=== Task objective ===
Copy each line of the records below that mentions the word "elements".

(Beginning of Data under study)

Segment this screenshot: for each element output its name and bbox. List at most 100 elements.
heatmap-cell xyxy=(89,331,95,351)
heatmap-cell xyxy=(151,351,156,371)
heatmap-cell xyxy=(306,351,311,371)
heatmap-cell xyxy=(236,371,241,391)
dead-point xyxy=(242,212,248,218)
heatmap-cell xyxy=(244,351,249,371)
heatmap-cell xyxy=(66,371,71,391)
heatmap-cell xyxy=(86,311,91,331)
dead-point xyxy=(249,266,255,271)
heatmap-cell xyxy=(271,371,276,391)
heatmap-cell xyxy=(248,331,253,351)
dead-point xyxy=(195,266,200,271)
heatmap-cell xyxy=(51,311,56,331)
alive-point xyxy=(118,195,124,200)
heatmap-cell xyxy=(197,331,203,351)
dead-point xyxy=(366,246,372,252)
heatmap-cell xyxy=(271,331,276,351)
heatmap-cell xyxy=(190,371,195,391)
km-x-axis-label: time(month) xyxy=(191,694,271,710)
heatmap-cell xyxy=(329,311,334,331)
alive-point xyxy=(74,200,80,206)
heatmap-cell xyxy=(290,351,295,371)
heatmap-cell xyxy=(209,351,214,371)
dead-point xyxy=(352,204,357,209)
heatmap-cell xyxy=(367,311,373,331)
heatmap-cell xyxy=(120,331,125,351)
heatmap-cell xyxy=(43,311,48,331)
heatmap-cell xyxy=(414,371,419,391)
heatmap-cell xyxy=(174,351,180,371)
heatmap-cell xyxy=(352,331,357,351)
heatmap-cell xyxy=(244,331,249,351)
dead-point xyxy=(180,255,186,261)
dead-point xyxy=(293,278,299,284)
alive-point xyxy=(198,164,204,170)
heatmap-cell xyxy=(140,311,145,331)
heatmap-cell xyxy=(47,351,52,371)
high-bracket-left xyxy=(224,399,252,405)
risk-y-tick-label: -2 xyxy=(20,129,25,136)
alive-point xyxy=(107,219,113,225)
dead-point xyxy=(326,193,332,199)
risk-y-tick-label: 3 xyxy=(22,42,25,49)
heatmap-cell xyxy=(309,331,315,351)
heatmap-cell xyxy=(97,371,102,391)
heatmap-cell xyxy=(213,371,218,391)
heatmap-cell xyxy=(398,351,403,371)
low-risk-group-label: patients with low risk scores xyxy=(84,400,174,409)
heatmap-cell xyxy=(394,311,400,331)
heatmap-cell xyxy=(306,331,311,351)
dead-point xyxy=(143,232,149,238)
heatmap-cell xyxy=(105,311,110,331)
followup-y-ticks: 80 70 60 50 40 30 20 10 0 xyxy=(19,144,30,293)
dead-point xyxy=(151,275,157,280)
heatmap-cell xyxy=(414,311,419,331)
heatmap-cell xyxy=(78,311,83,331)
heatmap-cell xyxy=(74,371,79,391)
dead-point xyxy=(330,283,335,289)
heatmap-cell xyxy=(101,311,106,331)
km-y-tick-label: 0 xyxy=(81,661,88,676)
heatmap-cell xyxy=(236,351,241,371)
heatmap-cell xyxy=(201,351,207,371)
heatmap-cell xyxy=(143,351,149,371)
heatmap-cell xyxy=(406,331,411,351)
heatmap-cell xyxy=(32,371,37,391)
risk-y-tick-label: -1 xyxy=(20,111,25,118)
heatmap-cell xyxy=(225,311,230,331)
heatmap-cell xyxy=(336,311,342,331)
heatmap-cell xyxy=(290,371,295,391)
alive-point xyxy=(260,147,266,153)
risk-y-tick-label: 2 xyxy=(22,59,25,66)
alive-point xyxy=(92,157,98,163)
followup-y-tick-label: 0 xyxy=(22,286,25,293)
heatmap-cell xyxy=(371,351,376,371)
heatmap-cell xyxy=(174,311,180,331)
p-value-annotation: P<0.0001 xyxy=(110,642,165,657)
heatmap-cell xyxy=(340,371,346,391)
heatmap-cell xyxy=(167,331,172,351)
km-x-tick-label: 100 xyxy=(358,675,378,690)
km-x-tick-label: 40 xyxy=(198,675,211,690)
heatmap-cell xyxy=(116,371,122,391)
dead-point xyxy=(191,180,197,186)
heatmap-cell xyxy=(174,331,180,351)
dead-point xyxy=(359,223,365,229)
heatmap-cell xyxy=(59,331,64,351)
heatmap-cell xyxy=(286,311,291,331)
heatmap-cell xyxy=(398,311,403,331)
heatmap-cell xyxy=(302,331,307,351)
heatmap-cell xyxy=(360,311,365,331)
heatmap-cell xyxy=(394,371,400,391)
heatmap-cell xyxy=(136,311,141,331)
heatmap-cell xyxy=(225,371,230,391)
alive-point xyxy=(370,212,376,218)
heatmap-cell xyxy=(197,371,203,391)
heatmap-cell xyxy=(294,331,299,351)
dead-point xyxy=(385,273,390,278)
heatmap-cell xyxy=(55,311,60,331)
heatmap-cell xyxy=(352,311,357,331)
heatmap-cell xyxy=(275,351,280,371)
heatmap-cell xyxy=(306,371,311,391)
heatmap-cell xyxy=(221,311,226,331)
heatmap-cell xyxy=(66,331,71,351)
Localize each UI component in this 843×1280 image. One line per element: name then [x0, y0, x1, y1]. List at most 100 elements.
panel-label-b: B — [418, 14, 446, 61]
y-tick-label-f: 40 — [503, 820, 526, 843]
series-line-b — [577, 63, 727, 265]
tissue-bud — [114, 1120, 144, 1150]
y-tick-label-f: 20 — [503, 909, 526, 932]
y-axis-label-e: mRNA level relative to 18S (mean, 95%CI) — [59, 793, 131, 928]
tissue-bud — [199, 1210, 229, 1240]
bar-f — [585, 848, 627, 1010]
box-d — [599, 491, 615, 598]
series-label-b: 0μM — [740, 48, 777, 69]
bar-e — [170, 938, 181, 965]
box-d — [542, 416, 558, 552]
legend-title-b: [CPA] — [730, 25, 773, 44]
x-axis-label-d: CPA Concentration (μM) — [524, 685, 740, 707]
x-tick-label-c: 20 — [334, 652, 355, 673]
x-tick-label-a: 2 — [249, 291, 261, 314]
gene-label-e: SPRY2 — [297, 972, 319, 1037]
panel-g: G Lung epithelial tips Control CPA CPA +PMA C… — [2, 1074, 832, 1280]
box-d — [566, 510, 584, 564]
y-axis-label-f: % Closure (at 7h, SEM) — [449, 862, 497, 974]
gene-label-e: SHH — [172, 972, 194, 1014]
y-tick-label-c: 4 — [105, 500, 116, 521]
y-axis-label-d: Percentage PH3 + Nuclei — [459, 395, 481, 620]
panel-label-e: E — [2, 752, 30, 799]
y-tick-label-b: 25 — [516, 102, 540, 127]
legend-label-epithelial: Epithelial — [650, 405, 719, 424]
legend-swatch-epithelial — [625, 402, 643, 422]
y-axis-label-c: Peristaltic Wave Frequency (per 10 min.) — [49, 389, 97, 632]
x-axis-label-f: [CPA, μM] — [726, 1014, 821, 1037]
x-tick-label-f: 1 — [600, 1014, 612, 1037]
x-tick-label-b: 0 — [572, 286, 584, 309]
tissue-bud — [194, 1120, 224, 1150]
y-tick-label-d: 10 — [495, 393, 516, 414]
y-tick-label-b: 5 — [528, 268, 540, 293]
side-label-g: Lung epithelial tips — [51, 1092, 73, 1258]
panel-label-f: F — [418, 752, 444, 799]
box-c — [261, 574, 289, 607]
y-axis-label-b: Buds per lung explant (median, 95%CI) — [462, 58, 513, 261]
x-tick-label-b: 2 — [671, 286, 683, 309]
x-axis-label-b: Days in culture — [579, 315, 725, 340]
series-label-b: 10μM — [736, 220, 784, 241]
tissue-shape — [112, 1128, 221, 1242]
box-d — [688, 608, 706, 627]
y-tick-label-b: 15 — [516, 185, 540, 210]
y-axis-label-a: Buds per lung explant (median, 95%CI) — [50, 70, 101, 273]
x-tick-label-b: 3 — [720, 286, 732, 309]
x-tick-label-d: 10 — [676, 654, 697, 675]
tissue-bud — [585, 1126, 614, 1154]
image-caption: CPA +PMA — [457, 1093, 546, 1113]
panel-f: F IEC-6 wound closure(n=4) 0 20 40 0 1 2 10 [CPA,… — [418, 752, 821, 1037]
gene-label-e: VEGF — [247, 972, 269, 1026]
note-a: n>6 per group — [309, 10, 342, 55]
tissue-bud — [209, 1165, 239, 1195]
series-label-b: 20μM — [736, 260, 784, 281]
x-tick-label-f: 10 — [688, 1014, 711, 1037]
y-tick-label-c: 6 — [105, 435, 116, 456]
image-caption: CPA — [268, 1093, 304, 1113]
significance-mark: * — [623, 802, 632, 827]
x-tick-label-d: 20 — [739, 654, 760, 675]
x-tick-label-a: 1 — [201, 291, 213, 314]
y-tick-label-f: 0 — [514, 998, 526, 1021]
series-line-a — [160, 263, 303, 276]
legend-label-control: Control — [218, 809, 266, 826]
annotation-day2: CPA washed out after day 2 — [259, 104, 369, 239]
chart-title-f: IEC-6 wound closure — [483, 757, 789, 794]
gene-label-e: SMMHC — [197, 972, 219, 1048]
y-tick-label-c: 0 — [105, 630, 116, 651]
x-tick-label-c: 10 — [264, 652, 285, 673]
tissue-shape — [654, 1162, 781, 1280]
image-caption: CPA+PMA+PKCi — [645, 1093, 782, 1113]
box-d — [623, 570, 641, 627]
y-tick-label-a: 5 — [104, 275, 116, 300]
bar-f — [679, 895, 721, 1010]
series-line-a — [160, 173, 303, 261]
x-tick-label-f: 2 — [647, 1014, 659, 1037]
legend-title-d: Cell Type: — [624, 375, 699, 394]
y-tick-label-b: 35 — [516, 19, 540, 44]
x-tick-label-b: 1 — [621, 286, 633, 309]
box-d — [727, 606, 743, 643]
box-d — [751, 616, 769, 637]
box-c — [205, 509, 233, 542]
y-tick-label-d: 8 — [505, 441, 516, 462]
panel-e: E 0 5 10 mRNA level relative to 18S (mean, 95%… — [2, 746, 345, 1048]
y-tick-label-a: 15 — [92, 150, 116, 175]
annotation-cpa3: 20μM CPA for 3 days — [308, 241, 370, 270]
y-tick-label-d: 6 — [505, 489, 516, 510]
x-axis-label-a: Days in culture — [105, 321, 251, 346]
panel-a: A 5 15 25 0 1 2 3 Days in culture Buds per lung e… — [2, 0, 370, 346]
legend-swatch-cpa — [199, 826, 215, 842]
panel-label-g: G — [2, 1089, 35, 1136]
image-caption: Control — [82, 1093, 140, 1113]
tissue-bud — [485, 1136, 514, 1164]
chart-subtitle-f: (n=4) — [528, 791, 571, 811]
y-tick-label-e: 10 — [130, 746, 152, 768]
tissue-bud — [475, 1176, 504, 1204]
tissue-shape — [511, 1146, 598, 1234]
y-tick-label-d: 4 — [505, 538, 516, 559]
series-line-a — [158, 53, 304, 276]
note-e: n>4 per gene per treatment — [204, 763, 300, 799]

(End of Data under study)

=== Result of the exercise ===
Segment this screenshot: for each element output its name and bbox. List at most 100 elements.
Localize each UI component in this 843×1280 image. One line per element: name then [x0, y0, x1, y1]. List at most 100 elements.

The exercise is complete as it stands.